## What this task involves
Without the pictures, can you quote each line below exactly?

## Data
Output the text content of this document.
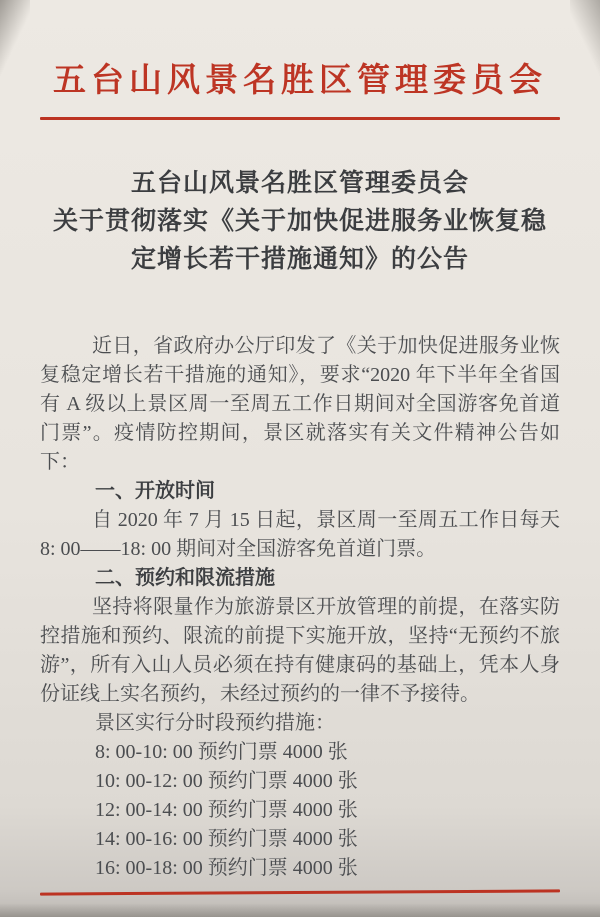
五台山风景名胜区管理委员会
五台山风景名胜区管理委员会
关于贯彻落实《关于加快促进服务业恢复稳
定增长若干措施通知》的公告

近日，省政府办公厅印发了《关于加快促进服务业恢复稳定增长若干措施的通知》，要求“2020 年下半年全省国有 A 级以上景区周一至周五工作日期间对全国游客免首道门票”。疫情防控期间，景区就落实有关文件精神公告如下：

一、开放时间

自 2020 年 7 月 15 日起，景区周一至周五工作日每天 8: 00——18: 00 期间对全国游客免首道门票。

二、预约和限流措施

坚持将限量作为旅游景区开放管理的前提，在落实防控措施和预约、限流的前提下实施开放，坚持“无预约不旅游”，所有入山人员必须在持有健康码的基础上，凭本人身份证线上实名预约，未经过预约的一律不予接待。

景区实行分时段预约措施：

8: 00-10: 00 预约门票 4000 张
10: 00-12: 00 预约门票 4000 张
12: 00-14: 00 预约门票 4000 张
14: 00-16: 00 预约门票 4000 张
16: 00-18: 00 预约门票 4000 张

## The answer
Output the text content of this document.
五台山风景名胜区管理委员会
五台山风景名胜区管理委员会
关于贯彻落实《关于加快促进服务业恢复稳
定增长若干措施通知》的公告

近日，省政府办公厅印发了《关于加快促进服务业恢复稳定增长若干措施的通知》，要求“2020 年下半年全省国有 A 级以上景区周一至周五工作日期间对全国游客免首道门票”。疫情防控期间，景区就落实有关文件精神公告如下：

一、开放时间

自 2020 年 7 月 15 日起，景区周一至周五工作日每天 8: 00——18: 00 期间对全国游客免首道门票。

二、预约和限流措施

坚持将限量作为旅游景区开放管理的前提，在落实防控措施和预约、限流的前提下实施开放，坚持“无预约不旅游”，所有入山人员必须在持有健康码的基础上，凭本人身份证线上实名预约，未经过预约的一律不予接待。

景区实行分时段预约措施：

8: 00-10: 00 预约门票 4000 张
10: 00-12: 00 预约门票 4000 张
12: 00-14: 00 预约门票 4000 张
14: 00-16: 00 预约门票 4000 张
16: 00-18: 00 预约门票 4000 张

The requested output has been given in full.